** start Given data **

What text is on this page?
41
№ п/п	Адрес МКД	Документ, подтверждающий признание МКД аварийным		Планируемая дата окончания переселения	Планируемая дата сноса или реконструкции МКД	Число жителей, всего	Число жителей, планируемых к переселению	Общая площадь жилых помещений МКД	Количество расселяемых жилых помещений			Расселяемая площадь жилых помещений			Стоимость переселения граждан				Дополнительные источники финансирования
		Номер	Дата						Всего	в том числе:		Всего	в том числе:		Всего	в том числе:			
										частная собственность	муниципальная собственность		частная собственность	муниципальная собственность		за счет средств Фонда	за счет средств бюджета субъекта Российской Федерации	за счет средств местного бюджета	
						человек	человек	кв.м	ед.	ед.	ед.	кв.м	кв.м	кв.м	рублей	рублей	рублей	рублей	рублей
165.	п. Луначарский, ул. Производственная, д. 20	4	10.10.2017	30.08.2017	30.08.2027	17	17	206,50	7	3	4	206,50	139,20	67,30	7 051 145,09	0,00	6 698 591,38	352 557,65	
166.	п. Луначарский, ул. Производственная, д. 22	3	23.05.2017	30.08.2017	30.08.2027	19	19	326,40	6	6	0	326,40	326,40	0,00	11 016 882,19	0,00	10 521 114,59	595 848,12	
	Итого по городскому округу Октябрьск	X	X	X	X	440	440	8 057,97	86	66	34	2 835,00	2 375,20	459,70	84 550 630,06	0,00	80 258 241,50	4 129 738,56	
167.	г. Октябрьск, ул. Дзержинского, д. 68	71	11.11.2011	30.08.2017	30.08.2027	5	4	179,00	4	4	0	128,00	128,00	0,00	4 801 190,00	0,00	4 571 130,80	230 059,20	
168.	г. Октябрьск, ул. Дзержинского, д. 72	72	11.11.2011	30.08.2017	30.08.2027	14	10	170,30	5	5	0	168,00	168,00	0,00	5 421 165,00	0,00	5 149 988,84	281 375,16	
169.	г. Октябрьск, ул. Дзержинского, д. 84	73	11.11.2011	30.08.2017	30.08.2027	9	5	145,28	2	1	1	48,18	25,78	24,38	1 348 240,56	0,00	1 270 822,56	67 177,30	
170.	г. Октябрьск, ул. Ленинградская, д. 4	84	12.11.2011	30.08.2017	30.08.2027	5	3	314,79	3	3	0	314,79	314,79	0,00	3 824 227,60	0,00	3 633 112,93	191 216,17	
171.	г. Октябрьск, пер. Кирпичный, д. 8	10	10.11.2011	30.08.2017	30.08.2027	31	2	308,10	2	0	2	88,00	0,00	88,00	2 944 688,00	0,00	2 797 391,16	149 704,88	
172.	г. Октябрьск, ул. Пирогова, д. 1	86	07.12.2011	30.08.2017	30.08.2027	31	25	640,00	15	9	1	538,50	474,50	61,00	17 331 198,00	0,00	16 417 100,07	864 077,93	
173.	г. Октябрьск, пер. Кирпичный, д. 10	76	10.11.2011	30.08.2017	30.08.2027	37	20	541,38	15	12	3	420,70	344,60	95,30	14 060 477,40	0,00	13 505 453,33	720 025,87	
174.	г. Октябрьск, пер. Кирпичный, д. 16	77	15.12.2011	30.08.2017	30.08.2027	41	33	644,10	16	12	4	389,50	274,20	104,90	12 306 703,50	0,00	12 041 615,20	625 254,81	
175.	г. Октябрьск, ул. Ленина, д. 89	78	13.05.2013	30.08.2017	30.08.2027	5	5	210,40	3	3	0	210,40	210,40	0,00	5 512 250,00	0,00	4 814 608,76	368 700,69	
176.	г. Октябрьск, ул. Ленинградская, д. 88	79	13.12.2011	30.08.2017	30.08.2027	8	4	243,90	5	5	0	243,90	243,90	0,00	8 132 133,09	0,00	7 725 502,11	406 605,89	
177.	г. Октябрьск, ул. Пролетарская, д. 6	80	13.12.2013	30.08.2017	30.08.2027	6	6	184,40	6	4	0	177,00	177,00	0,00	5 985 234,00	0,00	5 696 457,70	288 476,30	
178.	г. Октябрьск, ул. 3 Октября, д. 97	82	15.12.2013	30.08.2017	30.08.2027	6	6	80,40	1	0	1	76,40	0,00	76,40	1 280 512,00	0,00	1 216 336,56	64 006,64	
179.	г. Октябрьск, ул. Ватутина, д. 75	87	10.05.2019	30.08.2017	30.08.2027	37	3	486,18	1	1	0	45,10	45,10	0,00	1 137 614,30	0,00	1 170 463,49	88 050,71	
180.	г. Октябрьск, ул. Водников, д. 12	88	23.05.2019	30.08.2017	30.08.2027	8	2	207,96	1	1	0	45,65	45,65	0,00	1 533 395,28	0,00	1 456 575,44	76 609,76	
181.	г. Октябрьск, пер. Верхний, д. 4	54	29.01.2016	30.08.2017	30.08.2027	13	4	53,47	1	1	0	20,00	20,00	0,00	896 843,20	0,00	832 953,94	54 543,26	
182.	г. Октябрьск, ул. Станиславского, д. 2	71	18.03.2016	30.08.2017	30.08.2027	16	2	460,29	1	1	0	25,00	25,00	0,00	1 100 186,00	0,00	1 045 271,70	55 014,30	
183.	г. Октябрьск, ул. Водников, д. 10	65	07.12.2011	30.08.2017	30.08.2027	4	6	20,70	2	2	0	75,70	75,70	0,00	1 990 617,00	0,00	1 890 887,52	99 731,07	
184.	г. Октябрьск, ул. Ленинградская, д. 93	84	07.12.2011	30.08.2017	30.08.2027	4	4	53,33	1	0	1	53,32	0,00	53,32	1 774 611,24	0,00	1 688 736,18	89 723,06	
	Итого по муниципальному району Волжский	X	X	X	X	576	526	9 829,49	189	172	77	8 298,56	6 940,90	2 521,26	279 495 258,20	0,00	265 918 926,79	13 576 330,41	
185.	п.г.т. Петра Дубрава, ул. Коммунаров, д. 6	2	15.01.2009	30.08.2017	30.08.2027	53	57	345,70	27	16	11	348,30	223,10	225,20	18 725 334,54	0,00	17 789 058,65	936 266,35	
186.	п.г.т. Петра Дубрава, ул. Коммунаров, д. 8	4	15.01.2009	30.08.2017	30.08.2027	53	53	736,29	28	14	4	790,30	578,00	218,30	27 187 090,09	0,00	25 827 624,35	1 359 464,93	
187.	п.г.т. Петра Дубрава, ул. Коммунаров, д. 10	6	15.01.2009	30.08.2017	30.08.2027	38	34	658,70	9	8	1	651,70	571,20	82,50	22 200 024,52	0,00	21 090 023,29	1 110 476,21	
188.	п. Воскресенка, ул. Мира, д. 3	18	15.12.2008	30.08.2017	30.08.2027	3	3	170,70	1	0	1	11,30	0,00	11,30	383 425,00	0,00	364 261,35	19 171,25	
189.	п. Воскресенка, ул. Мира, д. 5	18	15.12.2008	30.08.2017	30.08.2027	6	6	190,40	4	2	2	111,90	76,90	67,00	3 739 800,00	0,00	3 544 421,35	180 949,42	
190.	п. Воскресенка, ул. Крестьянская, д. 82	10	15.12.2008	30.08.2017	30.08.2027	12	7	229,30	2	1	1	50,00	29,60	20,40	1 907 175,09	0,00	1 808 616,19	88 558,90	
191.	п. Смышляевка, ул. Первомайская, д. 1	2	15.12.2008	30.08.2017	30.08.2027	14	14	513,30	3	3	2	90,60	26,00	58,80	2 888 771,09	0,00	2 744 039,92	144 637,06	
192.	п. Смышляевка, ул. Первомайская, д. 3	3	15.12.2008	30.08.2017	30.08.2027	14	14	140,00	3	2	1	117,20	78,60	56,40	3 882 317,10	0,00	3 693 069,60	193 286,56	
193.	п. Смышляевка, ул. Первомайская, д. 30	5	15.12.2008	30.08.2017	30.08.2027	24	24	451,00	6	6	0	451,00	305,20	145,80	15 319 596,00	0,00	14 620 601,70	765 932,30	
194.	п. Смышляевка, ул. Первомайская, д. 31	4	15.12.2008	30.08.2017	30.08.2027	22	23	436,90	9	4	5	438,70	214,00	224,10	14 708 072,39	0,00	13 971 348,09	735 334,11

** end Given data **

## Problem to solve:
Copy out every line from the records that has the word "Производственная".

## Written response:
165.	п. Луначарский, ул. Производственная, д. 20	4	10.10.2017	30.08.2017	30.08.2027	17	17	206,50	7	3	4	206,50	139,20	67,30	7 051 145,09	0,00	6 698 591,38	352 557,65	
166.	п. Луначарский, ул. Производственная, д. 22	3	23.05.2017	30.08.2017	30.08.2027	19	19	326,40	6	6	0	326,40	326,40	0,00	11 016 882,19	0,00	10 521 114,59	595 848,12	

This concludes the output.